### STORED RECORDS
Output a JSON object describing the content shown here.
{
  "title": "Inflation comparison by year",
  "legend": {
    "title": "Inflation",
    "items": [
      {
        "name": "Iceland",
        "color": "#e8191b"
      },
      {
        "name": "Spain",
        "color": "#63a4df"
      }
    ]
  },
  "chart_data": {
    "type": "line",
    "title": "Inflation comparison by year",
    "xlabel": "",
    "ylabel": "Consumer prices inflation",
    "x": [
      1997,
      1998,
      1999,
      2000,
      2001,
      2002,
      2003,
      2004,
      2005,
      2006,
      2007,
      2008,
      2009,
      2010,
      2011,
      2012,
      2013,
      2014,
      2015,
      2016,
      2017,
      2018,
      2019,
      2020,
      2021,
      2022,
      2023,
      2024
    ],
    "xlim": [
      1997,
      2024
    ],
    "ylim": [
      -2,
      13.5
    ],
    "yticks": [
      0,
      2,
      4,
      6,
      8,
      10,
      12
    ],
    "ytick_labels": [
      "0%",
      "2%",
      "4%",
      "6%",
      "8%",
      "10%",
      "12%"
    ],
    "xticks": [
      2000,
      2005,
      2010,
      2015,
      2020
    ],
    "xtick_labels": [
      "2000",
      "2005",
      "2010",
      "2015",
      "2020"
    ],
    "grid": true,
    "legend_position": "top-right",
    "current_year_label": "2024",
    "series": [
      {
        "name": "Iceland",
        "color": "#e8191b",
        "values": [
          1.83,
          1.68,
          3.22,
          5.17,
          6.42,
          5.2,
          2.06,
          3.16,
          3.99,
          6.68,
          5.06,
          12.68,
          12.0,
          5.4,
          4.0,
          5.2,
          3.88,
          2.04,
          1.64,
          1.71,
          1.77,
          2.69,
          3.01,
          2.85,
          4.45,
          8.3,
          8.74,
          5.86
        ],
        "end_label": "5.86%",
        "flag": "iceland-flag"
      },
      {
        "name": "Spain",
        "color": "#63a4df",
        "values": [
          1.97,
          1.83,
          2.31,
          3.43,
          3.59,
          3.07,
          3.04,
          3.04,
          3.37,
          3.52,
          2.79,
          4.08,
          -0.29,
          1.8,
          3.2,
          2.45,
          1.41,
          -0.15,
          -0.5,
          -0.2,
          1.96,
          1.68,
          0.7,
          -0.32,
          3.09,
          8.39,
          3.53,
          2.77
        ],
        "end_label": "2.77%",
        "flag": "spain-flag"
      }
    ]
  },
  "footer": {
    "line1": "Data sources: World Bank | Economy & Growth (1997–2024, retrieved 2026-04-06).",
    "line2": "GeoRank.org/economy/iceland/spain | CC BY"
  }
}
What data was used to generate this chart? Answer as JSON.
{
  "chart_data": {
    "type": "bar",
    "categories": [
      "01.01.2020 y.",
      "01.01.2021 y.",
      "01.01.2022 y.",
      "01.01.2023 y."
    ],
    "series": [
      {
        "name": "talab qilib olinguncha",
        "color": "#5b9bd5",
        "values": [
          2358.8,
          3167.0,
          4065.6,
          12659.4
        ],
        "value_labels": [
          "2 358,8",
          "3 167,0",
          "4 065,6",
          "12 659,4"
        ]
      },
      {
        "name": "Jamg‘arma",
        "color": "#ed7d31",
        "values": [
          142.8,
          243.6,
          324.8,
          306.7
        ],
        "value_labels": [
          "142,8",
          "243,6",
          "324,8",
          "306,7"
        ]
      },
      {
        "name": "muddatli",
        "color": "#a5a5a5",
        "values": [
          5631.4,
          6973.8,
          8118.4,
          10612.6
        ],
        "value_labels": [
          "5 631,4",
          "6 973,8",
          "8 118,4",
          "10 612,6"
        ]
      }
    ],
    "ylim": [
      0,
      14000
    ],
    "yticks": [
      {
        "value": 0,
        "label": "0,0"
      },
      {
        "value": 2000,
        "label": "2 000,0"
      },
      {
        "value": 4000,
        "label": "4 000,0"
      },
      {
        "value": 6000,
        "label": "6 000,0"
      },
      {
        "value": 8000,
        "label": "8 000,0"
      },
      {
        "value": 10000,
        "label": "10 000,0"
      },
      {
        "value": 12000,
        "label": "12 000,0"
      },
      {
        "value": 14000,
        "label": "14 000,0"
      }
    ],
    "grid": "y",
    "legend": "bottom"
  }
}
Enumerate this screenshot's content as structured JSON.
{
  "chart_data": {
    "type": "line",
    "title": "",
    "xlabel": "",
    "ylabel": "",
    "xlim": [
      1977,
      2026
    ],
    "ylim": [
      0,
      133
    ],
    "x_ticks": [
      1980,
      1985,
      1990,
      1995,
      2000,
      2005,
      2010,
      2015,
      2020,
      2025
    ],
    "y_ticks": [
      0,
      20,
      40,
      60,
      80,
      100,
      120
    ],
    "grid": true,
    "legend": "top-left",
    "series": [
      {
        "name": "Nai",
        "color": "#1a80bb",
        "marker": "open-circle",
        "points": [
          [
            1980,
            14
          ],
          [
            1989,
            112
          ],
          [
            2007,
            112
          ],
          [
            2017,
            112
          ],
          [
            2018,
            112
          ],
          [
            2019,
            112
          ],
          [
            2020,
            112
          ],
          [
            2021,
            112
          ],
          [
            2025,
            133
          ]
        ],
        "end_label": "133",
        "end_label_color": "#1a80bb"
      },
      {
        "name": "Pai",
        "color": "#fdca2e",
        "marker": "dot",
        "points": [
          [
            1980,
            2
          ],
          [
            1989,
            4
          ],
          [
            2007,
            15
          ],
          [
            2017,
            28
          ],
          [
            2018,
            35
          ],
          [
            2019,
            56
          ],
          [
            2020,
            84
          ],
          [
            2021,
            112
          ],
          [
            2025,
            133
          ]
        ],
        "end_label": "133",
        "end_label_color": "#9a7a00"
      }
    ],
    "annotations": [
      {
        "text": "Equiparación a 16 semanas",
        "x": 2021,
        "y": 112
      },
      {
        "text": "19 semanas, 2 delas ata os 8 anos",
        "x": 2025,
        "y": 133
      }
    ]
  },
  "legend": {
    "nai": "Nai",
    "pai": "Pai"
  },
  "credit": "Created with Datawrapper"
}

### WHAT IS REQUIRED
Return from the data every line that holds "semanas".

### RESULT BELOW
        "text": "Equiparación a 16 semanas",
        "text": "19 semanas, 2 delas ata os 8 anos",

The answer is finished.